* _RECORD SET_

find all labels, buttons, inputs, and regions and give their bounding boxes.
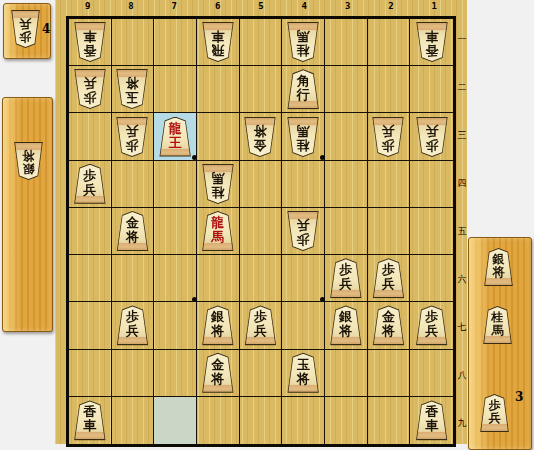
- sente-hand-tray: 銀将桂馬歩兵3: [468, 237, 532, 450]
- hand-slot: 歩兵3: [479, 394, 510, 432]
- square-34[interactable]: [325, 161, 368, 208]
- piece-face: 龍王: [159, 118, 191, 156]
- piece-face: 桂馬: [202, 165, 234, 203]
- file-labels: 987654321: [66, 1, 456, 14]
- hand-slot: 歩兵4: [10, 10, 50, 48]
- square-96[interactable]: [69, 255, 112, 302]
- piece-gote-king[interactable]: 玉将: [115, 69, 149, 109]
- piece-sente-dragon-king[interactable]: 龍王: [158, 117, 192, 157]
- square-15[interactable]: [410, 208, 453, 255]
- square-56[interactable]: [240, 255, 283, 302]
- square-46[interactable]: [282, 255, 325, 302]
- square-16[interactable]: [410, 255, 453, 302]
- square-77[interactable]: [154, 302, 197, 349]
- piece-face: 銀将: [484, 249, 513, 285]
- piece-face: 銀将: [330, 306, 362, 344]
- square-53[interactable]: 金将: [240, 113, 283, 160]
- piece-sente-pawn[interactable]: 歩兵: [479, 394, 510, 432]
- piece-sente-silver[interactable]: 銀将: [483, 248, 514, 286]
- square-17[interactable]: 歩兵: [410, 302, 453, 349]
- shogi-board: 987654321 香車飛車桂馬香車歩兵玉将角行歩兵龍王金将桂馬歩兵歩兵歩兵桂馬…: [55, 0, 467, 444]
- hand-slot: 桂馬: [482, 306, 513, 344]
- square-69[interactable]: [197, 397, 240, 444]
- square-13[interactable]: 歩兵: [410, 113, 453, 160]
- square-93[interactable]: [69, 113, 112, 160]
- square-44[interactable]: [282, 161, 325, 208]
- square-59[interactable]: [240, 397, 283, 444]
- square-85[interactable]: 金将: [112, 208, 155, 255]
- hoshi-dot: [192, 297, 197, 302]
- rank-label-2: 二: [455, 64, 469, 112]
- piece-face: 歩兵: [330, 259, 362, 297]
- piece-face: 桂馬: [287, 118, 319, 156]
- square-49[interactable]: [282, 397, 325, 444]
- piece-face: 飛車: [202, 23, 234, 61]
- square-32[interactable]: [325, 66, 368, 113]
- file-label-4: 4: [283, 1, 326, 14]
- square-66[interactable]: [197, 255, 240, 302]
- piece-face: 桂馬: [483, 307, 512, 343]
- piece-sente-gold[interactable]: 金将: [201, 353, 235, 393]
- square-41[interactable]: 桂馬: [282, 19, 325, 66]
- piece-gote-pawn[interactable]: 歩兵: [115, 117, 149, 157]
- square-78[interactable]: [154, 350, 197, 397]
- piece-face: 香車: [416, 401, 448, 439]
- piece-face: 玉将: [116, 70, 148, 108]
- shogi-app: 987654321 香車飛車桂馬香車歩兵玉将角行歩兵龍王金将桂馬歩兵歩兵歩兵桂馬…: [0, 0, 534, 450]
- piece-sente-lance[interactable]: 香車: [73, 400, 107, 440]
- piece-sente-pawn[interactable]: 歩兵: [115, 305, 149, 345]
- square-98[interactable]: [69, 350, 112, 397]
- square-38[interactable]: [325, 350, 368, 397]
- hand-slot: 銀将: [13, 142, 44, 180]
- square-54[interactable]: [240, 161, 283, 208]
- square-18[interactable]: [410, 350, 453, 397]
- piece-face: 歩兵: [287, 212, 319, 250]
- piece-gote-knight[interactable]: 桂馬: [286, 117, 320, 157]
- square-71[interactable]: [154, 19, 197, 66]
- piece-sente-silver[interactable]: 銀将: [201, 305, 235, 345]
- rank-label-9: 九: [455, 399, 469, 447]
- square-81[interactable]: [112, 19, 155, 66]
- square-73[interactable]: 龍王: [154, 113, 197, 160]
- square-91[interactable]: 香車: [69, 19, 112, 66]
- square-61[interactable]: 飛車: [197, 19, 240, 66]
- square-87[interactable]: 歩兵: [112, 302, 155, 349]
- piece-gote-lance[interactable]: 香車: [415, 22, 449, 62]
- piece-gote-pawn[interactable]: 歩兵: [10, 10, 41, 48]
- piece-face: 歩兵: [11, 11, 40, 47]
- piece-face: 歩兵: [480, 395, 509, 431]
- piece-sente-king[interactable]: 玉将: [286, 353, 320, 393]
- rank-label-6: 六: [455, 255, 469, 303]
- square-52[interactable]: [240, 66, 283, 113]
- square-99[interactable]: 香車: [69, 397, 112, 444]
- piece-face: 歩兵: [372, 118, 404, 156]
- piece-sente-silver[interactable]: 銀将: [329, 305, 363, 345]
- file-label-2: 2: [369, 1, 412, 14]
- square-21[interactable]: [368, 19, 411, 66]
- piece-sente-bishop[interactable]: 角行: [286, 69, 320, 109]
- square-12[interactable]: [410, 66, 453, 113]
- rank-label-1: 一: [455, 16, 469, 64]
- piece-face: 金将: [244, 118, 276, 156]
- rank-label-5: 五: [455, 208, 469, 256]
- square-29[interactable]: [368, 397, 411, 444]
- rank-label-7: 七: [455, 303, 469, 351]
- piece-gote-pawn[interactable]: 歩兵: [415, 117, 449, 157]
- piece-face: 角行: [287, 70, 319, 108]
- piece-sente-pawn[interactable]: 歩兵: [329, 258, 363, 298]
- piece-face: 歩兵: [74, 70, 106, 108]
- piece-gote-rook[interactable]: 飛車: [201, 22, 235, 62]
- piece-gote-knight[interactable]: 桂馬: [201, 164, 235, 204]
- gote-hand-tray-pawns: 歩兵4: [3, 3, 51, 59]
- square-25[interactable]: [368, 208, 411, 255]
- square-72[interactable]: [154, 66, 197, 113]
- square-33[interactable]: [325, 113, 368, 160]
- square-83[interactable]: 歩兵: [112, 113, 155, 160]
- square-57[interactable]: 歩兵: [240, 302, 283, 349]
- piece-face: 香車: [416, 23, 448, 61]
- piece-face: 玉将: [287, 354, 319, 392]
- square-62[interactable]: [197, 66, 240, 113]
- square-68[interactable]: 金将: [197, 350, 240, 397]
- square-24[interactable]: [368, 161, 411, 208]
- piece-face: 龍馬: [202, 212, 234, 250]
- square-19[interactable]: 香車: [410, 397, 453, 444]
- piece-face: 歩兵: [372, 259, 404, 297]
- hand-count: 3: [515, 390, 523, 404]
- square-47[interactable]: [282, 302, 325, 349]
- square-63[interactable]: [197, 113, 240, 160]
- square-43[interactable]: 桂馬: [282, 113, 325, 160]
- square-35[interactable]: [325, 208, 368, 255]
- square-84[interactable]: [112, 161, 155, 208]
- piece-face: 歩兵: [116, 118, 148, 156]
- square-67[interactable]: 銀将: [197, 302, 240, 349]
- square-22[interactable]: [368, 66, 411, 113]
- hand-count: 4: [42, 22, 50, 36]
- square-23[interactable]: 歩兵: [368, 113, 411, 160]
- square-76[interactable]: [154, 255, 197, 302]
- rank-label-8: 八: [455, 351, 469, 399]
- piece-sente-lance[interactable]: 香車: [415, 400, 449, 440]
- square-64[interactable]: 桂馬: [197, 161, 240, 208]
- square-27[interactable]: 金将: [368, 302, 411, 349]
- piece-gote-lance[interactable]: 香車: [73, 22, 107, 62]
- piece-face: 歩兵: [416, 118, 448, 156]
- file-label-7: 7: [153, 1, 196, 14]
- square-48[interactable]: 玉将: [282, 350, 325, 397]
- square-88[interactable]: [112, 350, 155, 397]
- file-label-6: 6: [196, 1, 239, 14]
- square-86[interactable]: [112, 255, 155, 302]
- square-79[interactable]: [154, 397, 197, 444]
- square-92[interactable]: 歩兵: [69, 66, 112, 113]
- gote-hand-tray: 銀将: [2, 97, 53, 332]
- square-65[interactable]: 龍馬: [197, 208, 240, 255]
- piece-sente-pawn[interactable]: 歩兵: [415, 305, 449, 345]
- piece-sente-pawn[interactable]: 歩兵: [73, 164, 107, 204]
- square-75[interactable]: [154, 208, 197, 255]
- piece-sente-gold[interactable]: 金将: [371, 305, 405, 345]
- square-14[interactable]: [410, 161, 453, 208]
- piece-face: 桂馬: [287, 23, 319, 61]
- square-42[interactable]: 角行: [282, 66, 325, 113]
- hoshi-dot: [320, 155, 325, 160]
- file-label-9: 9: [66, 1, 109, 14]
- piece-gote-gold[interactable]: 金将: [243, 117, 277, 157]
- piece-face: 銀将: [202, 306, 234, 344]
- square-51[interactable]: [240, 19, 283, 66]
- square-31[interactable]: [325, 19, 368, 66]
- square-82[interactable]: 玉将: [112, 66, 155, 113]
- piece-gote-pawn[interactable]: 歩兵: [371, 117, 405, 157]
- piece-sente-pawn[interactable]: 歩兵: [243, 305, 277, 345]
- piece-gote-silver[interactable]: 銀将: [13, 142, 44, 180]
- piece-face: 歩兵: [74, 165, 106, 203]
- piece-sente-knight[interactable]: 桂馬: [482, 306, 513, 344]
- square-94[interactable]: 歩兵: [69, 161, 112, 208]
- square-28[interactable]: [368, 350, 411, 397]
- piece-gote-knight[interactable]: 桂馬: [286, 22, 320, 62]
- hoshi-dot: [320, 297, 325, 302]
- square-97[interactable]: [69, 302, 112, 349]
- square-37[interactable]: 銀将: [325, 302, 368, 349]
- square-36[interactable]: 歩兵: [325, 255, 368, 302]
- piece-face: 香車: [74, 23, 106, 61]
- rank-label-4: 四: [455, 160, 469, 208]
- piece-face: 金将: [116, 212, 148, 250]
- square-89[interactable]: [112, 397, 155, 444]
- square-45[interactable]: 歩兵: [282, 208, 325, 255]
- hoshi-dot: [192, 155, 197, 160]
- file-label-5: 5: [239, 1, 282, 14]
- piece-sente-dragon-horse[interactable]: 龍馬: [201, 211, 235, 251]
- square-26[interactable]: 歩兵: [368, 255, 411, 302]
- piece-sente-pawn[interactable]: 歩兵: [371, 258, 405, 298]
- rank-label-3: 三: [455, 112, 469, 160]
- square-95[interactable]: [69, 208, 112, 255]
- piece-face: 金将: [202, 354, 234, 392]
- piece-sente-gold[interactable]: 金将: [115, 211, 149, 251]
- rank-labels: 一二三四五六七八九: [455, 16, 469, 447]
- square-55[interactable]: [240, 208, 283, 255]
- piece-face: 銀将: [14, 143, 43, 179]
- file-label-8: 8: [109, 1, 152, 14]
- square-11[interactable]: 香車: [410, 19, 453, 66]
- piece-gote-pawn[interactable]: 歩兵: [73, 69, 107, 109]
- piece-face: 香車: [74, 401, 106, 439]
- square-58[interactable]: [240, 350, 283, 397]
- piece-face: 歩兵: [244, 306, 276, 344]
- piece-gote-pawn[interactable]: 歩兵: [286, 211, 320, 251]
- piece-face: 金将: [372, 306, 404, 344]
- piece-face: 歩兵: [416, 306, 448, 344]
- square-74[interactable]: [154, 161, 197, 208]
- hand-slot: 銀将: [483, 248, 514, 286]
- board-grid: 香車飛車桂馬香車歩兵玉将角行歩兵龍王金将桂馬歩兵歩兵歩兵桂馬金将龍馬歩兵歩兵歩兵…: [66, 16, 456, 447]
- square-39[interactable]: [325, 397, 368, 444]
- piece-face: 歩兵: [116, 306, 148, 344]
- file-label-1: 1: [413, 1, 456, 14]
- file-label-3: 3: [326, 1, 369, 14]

* _BRIEF_
Can you repeat the data word for word, starting with the line containing "- sente-hand-tray: 銀将桂馬歩兵3: [468, 237, 532, 450]" and going on through the line containing "- square-96[interactable]: [69, 255, 112, 302]", with both of those lines included?

* _SOLVED PROBLEM_
- sente-hand-tray: 銀将桂馬歩兵3: [468, 237, 532, 450]
- hand-slot: 歩兵3: [479, 394, 510, 432]
- square-34[interactable]: [325, 161, 368, 208]
- piece-face: 龍王: [159, 118, 191, 156]
- piece-face: 桂馬: [202, 165, 234, 203]
- file-labels: 987654321: [66, 1, 456, 14]
- hand-slot: 歩兵4: [10, 10, 50, 48]
- square-96[interactable]: [69, 255, 112, 302]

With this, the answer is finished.